◆ Set problem
Locate each line below that includes "title" and reproduce it.

◆ Stored records
--------

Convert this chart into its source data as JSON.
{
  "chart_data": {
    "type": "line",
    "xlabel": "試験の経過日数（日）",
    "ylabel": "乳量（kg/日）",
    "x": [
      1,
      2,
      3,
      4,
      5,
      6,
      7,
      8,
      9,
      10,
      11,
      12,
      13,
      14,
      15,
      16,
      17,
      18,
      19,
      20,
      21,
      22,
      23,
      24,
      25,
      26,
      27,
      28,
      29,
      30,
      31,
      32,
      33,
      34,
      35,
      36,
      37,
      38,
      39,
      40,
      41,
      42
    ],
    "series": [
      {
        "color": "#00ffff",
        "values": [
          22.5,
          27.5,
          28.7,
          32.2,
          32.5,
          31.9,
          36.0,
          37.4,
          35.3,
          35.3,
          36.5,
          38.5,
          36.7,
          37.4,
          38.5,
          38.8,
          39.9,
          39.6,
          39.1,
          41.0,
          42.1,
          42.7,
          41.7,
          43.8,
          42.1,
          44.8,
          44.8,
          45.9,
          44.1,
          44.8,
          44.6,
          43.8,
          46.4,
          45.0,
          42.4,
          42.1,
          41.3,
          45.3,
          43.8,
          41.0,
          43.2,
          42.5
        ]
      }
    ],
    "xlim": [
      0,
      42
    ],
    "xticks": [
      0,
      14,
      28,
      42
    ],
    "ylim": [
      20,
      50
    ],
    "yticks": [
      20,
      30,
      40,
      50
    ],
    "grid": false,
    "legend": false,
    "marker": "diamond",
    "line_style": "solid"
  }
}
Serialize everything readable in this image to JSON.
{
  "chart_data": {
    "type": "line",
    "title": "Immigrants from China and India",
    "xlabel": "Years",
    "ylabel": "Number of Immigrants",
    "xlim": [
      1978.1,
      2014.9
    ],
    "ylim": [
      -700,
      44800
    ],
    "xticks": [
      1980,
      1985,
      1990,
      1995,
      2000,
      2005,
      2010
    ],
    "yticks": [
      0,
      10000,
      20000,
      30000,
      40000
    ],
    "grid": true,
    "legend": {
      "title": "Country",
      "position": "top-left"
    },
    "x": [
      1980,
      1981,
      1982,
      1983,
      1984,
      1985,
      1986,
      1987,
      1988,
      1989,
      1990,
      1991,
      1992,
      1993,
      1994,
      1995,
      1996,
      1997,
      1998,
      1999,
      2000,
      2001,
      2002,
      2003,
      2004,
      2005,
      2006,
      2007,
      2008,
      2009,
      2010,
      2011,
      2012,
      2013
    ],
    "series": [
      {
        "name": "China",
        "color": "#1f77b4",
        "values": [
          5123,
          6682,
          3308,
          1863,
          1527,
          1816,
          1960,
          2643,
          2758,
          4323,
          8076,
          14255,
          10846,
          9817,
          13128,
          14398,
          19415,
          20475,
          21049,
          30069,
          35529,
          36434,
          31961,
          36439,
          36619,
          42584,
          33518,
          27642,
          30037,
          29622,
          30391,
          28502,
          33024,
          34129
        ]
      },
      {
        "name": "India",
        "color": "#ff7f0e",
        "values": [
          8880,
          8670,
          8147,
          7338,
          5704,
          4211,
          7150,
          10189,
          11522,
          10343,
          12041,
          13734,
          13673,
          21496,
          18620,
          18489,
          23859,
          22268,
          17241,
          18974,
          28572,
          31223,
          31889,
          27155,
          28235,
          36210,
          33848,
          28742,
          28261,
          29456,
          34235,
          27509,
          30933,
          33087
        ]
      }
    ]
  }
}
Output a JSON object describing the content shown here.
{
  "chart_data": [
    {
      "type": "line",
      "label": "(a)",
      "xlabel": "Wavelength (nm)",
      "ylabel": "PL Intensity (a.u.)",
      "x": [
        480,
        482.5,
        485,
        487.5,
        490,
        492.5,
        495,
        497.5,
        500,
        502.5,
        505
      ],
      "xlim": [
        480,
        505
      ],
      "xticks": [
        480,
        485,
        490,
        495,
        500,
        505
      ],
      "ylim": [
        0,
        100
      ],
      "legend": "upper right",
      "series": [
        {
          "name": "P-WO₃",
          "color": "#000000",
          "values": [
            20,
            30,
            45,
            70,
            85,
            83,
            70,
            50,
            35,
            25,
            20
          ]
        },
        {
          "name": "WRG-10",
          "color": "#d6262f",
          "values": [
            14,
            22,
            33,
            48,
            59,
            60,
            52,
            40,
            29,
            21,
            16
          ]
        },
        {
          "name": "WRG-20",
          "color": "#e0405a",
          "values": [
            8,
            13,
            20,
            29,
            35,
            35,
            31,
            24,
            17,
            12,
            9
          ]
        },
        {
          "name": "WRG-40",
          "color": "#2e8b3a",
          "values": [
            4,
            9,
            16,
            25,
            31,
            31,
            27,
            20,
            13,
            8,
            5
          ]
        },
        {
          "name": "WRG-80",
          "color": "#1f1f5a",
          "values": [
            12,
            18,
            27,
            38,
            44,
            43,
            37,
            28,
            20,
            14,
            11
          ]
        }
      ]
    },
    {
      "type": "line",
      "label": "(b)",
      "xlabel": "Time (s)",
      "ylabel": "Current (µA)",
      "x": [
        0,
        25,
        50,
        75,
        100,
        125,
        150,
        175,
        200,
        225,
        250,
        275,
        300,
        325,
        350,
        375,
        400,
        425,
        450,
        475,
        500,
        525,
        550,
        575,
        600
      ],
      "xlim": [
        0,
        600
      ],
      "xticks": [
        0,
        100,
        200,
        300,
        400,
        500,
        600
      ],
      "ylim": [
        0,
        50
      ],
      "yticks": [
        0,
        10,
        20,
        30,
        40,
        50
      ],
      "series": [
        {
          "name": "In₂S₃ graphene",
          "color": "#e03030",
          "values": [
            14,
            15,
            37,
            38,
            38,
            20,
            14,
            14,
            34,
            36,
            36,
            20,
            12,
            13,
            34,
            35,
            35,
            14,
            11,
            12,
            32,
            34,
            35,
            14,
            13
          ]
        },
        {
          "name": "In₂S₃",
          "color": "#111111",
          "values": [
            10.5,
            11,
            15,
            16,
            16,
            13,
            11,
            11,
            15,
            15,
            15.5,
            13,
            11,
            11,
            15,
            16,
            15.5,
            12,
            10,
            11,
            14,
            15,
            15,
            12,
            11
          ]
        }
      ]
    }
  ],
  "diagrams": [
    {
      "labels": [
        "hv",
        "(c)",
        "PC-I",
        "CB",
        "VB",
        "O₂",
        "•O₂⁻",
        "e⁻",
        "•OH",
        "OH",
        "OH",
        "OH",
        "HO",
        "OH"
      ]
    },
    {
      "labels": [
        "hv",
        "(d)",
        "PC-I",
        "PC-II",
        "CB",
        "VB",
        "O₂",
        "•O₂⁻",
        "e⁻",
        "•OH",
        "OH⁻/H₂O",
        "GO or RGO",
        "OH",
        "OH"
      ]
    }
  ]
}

--------

◆ Exercise answer
    "title": "Immigrants from China and India",
      "title": "Country",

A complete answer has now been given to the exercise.